▶ Your instructions: Return the entries verbatim from the first line through the line that contains "paragraph-3: يقول الصينيون", including both ends.

[Layout region entries]
((
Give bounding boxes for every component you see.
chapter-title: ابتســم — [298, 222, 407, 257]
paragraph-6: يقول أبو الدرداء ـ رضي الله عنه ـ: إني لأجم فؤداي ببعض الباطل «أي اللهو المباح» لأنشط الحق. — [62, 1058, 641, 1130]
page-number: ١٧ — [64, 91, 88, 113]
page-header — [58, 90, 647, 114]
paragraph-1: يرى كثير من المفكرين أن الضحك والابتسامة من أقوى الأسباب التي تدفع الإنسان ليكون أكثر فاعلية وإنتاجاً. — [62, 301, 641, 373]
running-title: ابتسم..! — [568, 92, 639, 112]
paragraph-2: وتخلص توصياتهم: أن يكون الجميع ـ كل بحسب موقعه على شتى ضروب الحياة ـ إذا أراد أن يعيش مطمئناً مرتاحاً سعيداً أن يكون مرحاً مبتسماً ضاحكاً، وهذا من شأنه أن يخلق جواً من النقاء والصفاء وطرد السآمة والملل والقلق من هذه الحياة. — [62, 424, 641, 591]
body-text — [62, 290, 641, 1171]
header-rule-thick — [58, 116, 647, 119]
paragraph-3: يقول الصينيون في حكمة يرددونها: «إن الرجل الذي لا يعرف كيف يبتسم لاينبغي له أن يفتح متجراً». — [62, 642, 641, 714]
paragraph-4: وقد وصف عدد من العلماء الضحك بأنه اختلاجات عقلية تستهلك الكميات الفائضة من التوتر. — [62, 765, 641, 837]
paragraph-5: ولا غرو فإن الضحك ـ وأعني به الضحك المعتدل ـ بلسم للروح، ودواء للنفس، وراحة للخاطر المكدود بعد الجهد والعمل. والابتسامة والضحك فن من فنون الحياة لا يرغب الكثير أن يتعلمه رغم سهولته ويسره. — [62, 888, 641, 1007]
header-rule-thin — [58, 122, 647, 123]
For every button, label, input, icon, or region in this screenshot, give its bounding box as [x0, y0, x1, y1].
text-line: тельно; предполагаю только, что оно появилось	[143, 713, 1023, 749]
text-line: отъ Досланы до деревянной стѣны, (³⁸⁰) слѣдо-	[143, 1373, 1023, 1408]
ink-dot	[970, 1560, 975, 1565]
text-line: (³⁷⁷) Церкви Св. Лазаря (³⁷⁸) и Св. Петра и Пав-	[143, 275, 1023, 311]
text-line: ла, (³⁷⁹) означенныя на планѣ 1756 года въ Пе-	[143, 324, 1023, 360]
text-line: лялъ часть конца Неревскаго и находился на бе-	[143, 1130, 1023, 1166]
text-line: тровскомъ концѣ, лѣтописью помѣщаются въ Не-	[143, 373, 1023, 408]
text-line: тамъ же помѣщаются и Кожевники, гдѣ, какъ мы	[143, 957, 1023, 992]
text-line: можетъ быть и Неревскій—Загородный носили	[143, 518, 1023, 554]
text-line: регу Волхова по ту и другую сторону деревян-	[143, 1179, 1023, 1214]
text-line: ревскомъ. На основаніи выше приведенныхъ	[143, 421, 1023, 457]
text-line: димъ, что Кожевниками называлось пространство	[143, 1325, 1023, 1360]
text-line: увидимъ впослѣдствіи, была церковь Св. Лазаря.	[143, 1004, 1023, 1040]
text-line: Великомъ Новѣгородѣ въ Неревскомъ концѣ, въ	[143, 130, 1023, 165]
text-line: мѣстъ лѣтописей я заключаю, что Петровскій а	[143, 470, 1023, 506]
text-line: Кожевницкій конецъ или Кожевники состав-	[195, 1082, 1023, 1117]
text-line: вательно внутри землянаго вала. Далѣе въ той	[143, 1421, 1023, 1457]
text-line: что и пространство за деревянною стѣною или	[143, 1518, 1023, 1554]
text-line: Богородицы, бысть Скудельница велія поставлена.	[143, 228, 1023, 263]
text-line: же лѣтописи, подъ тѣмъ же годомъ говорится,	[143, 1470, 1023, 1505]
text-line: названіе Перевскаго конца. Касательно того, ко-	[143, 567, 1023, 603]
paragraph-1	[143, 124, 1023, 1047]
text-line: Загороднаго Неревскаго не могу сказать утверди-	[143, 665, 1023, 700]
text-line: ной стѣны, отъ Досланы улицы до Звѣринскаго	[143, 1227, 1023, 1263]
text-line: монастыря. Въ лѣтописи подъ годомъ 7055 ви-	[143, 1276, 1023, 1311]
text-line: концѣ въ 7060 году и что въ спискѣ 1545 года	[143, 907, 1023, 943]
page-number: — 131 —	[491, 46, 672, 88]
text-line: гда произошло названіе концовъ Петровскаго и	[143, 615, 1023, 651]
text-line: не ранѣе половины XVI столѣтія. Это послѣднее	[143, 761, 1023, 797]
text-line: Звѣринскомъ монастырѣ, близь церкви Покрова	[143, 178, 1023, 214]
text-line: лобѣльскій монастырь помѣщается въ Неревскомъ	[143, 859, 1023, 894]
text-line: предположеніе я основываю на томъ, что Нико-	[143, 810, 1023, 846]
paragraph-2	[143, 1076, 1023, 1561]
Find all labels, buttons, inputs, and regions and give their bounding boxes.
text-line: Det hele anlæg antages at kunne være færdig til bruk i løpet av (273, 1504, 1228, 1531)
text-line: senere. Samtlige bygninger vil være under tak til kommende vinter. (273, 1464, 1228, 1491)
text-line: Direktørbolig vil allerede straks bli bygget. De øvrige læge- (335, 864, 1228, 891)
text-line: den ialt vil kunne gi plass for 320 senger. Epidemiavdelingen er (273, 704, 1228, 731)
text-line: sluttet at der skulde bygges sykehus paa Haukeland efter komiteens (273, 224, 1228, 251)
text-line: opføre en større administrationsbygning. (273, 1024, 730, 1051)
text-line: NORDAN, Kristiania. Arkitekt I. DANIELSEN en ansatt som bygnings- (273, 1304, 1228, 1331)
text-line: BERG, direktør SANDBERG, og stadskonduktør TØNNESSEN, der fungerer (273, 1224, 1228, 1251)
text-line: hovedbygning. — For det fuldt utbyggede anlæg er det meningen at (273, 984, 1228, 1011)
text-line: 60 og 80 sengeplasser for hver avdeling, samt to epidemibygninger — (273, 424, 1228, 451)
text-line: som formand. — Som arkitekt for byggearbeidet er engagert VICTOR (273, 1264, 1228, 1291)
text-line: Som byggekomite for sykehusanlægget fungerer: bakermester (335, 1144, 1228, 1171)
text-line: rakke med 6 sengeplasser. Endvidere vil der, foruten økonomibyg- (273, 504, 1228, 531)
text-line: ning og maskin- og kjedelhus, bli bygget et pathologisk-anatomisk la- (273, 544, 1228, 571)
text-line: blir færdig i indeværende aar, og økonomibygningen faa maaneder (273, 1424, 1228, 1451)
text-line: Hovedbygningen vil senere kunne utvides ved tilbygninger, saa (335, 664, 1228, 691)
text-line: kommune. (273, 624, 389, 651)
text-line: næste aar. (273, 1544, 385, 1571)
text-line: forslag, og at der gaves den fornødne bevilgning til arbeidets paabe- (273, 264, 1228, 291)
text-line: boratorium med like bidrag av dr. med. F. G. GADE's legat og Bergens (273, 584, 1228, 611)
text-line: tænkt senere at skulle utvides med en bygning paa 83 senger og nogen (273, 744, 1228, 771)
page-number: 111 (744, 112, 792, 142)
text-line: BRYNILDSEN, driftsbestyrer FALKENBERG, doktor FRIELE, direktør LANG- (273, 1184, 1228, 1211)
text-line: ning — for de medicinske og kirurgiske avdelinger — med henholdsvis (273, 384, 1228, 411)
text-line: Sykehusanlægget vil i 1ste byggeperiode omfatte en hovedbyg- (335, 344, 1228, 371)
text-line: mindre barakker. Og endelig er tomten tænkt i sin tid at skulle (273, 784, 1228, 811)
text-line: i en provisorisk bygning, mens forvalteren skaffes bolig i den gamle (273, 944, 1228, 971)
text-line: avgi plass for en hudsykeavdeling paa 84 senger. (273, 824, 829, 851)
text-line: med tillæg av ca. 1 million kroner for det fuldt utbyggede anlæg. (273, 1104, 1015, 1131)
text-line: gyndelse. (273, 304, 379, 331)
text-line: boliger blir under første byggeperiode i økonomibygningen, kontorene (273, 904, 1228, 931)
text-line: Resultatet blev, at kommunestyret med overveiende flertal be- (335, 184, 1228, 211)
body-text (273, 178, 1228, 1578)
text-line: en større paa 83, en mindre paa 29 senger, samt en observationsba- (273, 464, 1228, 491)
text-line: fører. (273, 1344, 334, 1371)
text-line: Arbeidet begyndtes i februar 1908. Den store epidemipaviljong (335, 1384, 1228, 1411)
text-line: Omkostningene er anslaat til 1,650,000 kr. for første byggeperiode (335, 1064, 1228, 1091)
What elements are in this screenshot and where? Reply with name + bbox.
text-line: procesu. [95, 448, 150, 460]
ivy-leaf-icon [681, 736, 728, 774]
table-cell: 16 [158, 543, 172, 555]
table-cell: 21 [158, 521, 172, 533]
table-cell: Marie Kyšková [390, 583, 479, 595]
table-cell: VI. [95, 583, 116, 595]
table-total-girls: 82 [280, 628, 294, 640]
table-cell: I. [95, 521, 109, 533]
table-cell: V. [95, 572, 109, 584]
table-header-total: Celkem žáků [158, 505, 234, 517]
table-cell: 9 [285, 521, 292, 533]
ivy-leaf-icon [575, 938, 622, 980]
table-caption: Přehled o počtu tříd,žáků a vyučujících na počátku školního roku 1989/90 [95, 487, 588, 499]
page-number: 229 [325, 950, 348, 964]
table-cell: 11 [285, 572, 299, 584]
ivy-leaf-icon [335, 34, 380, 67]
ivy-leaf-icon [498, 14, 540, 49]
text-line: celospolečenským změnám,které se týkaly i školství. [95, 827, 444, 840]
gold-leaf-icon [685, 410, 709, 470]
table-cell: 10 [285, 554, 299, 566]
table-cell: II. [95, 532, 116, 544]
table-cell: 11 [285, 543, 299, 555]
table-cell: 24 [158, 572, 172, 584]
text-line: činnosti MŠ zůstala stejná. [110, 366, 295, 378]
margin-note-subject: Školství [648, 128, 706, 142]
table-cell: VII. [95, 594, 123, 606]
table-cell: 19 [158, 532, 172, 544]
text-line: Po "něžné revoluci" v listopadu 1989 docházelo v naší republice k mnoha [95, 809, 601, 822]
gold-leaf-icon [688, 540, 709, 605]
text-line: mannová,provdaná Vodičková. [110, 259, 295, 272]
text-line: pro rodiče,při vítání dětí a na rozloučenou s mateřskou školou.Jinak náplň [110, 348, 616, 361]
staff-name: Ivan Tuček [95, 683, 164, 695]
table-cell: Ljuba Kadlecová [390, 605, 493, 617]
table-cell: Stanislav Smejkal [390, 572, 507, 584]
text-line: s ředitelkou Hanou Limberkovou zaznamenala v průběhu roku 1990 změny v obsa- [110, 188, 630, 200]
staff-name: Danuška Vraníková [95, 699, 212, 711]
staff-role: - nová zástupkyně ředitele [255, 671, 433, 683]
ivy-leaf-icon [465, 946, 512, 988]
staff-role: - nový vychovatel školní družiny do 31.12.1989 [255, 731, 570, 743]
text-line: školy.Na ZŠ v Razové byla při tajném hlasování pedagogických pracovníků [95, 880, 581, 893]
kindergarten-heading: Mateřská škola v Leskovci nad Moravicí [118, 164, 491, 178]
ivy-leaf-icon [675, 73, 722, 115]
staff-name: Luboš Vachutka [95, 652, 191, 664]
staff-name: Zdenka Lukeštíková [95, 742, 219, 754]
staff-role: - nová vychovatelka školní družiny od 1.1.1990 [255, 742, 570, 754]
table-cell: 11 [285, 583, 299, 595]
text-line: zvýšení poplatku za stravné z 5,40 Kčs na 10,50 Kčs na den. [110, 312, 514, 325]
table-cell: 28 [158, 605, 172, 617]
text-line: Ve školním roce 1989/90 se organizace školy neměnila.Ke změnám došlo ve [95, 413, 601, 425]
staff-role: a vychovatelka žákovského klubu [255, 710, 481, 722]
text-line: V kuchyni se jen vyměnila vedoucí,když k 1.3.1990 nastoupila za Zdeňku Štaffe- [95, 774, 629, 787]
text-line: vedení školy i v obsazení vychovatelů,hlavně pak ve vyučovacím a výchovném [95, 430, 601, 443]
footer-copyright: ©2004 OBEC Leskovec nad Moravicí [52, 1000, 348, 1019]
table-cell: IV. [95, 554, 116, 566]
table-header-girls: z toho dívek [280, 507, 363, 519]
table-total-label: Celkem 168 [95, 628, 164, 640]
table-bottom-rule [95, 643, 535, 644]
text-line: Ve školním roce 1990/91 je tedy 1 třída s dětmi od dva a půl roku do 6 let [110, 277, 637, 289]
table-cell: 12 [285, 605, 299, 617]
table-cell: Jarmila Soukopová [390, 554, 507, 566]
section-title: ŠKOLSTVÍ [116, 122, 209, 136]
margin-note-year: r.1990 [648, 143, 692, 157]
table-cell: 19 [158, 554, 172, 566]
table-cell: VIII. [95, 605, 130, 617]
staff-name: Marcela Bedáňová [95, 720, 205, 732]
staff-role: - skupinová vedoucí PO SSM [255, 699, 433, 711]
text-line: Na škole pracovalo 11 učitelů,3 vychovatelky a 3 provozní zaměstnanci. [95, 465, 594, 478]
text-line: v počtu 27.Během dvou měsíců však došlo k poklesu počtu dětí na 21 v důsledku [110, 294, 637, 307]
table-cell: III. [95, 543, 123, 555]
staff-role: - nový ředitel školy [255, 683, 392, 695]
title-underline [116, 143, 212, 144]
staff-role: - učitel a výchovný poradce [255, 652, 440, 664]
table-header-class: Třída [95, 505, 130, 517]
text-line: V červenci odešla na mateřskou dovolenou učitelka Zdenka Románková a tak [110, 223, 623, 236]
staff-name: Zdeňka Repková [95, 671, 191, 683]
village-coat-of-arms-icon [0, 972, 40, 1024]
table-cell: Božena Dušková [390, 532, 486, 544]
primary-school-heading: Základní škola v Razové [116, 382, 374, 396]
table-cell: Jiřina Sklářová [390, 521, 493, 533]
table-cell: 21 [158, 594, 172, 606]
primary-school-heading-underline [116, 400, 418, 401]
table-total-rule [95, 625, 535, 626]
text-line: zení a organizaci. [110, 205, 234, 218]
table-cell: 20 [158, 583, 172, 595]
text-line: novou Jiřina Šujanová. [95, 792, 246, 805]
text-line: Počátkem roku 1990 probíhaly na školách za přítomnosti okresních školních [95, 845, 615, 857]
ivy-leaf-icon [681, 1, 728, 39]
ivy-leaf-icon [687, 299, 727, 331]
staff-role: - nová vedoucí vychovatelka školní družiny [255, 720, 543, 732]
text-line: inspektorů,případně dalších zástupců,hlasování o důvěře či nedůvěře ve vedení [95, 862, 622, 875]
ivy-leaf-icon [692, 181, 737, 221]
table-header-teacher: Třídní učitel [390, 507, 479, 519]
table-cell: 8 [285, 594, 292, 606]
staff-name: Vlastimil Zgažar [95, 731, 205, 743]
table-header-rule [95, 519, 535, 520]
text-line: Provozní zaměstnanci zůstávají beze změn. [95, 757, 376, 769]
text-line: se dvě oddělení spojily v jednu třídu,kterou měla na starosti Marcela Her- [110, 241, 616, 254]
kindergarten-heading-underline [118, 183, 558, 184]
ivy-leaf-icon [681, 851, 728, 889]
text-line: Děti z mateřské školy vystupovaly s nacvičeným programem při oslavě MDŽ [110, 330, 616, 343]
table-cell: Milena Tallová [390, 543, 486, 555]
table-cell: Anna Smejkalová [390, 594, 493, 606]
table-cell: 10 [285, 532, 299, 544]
))
▶ Reply to the task:
Give bounding boxes for every component you see.
chapter-title: ابتســم — [298, 222, 407, 257]
paragraph-6: يقول أبو الدرداء ـ رضي الله عنه ـ: إني لأجم فؤداي ببعض الباطل «أي اللهو المباح» لأنشط الحق. — [62, 1058, 641, 1130]
page-number: ١٧ — [64, 91, 88, 113]
page-header — [58, 90, 647, 114]
paragraph-1: يرى كثير من المفكرين أن الضحك والابتسامة من أقوى الأسباب التي تدفع الإنسان ليكون أكثر فاعلية وإنتاجاً. — [62, 301, 641, 373]
running-title: ابتسم..! — [568, 92, 639, 112]
paragraph-2: وتخلص توصياتهم: أن يكون الجميع ـ كل بحسب موقعه على شتى ضروب الحياة ـ إذا أراد أن يعيش مطمئناً مرتاحاً سعيداً أن يكون مرحاً مبتسماً ضاحكاً، وهذا من شأنه أن يخلق جواً من النقاء والصفاء وطرد السآمة والملل والقلق من هذه الحياة. — [62, 424, 641, 591]
body-text — [62, 290, 641, 1171]
header-rule-thick — [58, 116, 647, 119]
paragraph-3: يقول الصينيون في حكمة يرددونها: «إن الرجل الذي لا يعرف كيف يبتسم لاينبغي له أن يفتح متجراً». — [62, 642, 641, 714]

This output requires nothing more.